● Exercise objective:
Will you give every entry again exactly as it stands?

● Given information:
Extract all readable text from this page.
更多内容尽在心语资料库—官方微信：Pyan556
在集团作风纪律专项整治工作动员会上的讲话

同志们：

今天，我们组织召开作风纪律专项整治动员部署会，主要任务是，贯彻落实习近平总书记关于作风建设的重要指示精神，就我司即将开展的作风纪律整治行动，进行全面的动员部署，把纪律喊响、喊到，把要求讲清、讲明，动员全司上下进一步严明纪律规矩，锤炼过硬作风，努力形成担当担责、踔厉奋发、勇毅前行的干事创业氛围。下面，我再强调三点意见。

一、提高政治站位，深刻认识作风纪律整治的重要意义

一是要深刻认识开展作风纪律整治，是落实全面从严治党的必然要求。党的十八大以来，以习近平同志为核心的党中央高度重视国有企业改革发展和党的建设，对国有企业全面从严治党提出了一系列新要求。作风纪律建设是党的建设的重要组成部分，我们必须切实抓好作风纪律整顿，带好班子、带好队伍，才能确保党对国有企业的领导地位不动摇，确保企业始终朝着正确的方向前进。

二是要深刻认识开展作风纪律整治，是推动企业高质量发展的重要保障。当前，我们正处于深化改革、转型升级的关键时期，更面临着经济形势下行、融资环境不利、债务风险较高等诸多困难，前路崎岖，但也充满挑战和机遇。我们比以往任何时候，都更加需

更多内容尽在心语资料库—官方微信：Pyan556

● Response:
Extract all readable text from this page.
更多内容尽在心语资料库—官方微信：Pyan556
在集团作风纪律专项整治工作动员会上的讲话

同志们：

今天，我们组织召开作风纪律专项整治动员部署会，主要任务是，贯彻落实习近平总书记关于作风建设的重要指示精神，就我司即将开展的作风纪律整治行动，进行全面的动员部署，把纪律喊响、喊到，把要求讲清、讲明，动员全司上下进一步严明纪律规矩，锤炼过硬作风，努力形成担当担责、踔厉奋发、勇毅前行的干事创业氛围。下面，我再强调三点意见。

一、提高政治站位，深刻认识作风纪律整治的重要意义

一是要深刻认识开展作风纪律整治，是落实全面从严治党的必然要求。党的十八大以来，以习近平同志为核心的党中央高度重视国有企业改革发展和党的建设，对国有企业全面从严治党提出了一系列新要求。作风纪律建设是党的建设的重要组成部分，我们必须切实抓好作风纪律整顿，带好班子、带好队伍，才能确保党对国有企业的领导地位不动摇，确保企业始终朝着正确的方向前进。

二是要深刻认识开展作风纪律整治，是推动企业高质量发展的重要保障。当前，我们正处于深化改革、转型升级的关键时期，更面临着经济形势下行、融资环境不利、债务风险较高等诸多困难，前路崎岖，但也充满挑战和机遇。我们比以往任何时候，都更加需

更多内容尽在心语资料库—官方微信：Pyan556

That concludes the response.